Exercise inputs:
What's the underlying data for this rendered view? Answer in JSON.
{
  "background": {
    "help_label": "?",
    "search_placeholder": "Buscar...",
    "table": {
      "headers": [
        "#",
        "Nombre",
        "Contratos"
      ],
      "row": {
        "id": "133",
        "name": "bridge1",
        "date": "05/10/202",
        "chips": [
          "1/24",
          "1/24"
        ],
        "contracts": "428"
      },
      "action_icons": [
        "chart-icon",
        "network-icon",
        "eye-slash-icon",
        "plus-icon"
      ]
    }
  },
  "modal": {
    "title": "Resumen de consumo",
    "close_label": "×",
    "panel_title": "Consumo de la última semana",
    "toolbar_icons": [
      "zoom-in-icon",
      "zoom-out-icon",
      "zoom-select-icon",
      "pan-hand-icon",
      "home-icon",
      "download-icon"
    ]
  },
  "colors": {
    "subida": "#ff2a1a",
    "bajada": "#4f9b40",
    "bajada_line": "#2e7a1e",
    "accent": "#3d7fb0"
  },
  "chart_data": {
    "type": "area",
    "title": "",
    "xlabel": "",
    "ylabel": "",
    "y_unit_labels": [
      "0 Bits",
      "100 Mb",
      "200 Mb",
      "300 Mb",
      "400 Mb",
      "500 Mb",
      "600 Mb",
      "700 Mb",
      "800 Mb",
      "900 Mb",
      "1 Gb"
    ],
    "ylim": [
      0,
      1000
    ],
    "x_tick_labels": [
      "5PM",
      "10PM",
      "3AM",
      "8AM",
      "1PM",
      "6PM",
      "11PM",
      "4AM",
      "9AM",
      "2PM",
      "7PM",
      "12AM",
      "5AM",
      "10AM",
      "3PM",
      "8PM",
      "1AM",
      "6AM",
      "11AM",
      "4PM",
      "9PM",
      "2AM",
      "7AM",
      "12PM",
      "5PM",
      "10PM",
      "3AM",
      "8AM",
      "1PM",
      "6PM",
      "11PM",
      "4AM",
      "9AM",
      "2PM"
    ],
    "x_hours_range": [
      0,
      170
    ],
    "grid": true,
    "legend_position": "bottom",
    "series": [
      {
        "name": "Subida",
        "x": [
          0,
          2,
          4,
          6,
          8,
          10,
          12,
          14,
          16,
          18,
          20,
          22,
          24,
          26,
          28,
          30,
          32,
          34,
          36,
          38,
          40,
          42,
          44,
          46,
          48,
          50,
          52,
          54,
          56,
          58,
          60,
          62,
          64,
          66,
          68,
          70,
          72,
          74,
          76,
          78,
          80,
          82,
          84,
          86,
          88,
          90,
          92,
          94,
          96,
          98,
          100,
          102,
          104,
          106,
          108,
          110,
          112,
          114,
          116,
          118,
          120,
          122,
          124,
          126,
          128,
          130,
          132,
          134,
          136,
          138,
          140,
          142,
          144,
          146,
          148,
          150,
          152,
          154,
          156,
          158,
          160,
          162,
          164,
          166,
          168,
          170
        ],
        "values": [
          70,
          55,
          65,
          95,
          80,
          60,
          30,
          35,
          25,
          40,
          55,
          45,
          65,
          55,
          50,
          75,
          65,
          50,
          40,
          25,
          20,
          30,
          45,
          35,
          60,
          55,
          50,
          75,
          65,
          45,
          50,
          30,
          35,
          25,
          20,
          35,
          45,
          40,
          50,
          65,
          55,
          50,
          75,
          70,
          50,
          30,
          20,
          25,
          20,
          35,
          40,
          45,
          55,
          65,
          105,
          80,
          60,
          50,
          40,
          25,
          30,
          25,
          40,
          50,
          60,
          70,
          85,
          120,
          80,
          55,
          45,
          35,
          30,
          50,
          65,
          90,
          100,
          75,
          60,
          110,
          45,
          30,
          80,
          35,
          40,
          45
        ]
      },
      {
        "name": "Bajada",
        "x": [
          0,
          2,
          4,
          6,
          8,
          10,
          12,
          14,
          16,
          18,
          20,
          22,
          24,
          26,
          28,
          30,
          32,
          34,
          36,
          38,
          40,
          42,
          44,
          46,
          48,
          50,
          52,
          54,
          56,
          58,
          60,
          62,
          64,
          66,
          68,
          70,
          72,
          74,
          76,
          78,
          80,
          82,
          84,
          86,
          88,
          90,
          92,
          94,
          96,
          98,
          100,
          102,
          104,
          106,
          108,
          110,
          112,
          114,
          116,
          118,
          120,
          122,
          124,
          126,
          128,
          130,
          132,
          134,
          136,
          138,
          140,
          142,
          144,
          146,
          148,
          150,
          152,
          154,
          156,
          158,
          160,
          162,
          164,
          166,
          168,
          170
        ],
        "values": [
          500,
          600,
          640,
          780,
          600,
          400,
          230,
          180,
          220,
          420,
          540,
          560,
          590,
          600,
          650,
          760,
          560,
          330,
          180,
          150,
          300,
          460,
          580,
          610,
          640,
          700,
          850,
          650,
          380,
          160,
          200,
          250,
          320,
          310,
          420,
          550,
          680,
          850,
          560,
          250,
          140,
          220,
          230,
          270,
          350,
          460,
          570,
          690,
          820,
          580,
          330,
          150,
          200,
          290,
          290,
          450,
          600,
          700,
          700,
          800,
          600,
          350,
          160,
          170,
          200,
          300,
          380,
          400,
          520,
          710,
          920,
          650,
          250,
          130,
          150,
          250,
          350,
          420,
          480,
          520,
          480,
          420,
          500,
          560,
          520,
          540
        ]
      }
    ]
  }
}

Your instructions:
Copy out every line in the entries above that holds "zoom".

In response:
      "zoom-in-icon",
      "zoom-out-icon",
      "zoom-select-icon",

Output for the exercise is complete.